What needs to be done:
From the listing below, extract every line in which the word "content" appears.
+++ Input
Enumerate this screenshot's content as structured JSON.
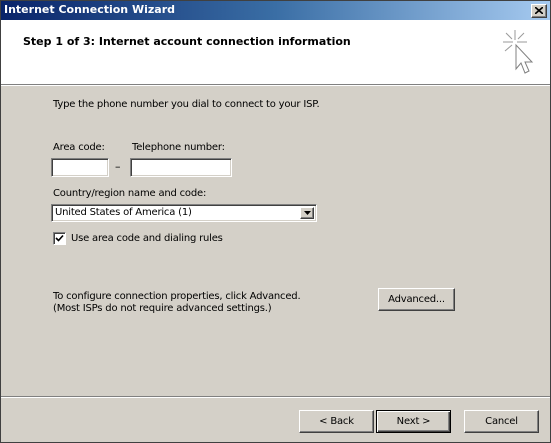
{
  "window": {
    "title": "Internet Connection Wizard",
    "close_glyph": "×"
  },
  "header": {
    "title": "Step 1 of 3: Internet account connection information",
    "icon": "wizard-cursor-icon"
  },
  "content": {
    "instruction": "Type the phone number you dial to connect to your ISP.",
    "area_code_label": "Area code:",
    "telephone_label": "Telephone number:",
    "area_code_value": "",
    "telephone_value": "",
    "dash": "–",
    "country_label": "Country/region name and code:",
    "country_selected": "United States of America (1)",
    "use_area_code_label": "Use area code and dialing rules",
    "use_area_code_checked": true,
    "advanced_text_line1": "To configure connection properties, click Advanced.",
    "advanced_text_line2": "(Most ISPs do not require advanced settings.)",
    "advanced_button": "Advanced..."
  },
  "footer": {
    "back_button": "< Back",
    "next_button": "Next >",
    "cancel_button": "Cancel"
  },
  "colors": {
    "dialog_face": "#d4d0c8",
    "titlebar_start": "#0a246a",
    "titlebar_end": "#a6caf0",
    "header_bg": "#ffffff"
  }
}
++++++
Result:
Enumerate this screenshot's content as structured JSON.
  "content": {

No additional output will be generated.